>>>

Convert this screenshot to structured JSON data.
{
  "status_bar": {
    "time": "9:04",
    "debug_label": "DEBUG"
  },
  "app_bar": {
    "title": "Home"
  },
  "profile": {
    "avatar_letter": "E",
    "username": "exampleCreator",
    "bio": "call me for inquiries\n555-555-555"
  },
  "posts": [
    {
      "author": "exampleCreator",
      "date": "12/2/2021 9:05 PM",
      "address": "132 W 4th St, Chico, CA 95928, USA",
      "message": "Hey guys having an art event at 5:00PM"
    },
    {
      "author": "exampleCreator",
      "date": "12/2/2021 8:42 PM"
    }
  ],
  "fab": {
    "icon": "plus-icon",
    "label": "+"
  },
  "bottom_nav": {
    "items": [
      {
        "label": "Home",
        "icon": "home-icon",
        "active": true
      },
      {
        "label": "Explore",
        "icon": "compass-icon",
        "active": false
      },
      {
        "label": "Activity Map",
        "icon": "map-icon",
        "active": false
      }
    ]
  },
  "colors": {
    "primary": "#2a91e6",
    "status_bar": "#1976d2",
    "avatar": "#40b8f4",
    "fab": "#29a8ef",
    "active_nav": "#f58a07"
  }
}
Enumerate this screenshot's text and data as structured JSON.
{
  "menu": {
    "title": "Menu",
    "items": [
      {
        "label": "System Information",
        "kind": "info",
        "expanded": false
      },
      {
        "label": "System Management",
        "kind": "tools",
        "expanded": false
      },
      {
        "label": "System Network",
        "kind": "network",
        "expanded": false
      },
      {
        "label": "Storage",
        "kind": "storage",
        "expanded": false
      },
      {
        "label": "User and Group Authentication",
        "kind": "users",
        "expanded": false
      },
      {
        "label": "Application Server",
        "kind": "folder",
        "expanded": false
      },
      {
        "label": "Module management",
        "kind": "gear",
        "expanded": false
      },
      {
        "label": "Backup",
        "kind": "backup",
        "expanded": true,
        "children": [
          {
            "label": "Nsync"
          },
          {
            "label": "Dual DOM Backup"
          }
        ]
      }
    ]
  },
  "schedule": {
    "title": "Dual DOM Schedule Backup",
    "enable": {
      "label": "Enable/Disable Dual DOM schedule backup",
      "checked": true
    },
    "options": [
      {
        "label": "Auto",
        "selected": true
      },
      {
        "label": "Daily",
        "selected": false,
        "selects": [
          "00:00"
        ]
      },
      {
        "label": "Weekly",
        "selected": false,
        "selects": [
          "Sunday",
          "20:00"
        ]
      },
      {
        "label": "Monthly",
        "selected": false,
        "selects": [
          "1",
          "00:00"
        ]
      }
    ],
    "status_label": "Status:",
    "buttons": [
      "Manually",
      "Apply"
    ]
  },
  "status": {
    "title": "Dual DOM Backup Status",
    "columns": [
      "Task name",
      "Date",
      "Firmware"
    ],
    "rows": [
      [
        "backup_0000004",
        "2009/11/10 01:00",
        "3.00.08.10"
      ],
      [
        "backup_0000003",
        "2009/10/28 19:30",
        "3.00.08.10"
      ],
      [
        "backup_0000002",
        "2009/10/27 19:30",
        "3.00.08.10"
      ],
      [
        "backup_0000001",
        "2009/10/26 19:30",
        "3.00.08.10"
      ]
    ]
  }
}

<<<

__What the task requires__:
Here, the records must be output exactly and in full.

__Solution to this exercise__:
Convert this screenshot to structured JSON data.
{
  "status_bar": {
    "time": "9:04",
    "debug_label": "DEBUG"
  },
  "app_bar": {
    "title": "Home"
  },
  "profile": {
    "avatar_letter": "E",
    "username": "exampleCreator",
    "bio": "call me for inquiries\n555-555-555"
  },
  "posts": [
    {
      "author": "exampleCreator",
      "date": "12/2/2021 9:05 PM",
      "address": "132 W 4th St, Chico, CA 95928, USA",
      "message": "Hey guys having an art event at 5:00PM"
    },
    {
      "author": "exampleCreator",
      "date": "12/2/2021 8:42 PM"
    }
  ],
  "fab": {
    "icon": "plus-icon",
    "label": "+"
  },
  "bottom_nav": {
    "items": [
      {
        "label": "Home",
        "icon": "home-icon",
        "active": true
      },
      {
        "label": "Explore",
        "icon": "compass-icon",
        "active": false
      },
      {
        "label": "Activity Map",
        "icon": "map-icon",
        "active": false
      }
    ]
  },
  "colors": {
    "primary": "#2a91e6",
    "status_bar": "#1976d2",
    "avatar": "#40b8f4",
    "fab": "#29a8ef",
    "active_nav": "#f58a07"
  }
}
Enumerate this screenshot's text and data as structured JSON.
{
  "menu": {
    "title": "Menu",
    "items": [
      {
        "label": "System Information",
        "kind": "info",
        "expanded": false
      },
      {
        "label": "System Management",
        "kind": "tools",
        "expanded": false
      },
      {
        "label": "System Network",
        "kind": "network",
        "expanded": false
      },
      {
        "label": "Storage",
        "kind": "storage",
        "expanded": false
      },
      {
        "label": "User and Group Authentication",
        "kind": "users",
        "expanded": false
      },
      {
        "label": "Application Server",
        "kind": "folder",
        "expanded": false
      },
      {
        "label": "Module management",
        "kind": "gear",
        "expanded": false
      },
      {
        "label": "Backup",
        "kind": "backup",
        "expanded": true,
        "children": [
          {
            "label": "Nsync"
          },
          {
            "label": "Dual DOM Backup"
          }
        ]
      }
    ]
  },
  "schedule": {
    "title": "Dual DOM Schedule Backup",
    "enable": {
      "label": "Enable/Disable Dual DOM schedule backup",
      "checked": true
    },
    "options": [
      {
        "label": "Auto",
        "selected": true
      },
      {
        "label": "Daily",
        "selected": false,
        "selects": [
          "00:00"
        ]
      },
      {
        "label": "Weekly",
        "selected": false,
        "selects": [
          "Sunday",
          "20:00"
        ]
      },
      {
        "label": "Monthly",
        "selected": false,
        "selects": [
          "1",
          "00:00"
        ]
      }
    ],
    "status_label": "Status:",
    "buttons": [
      "Manually",
      "Apply"
    ]
  },
  "status": {
    "title": "Dual DOM Backup Status",
    "columns": [
      "Task name",
      "Date",
      "Firmware"
    ],
    "rows": [
      [
        "backup_0000004",
        "2009/11/10 01:00",
        "3.00.08.10"
      ],
      [
        "backup_0000003",
        "2009/10/28 19:30",
        "3.00.08.10"
      ],
      [
        "backup_0000002",
        "2009/10/27 19:30",
        "3.00.08.10"
      ],
      [
        "backup_0000001",
        "2009/10/26 19:30",
        "3.00.08.10"
      ]
    ]
  }
}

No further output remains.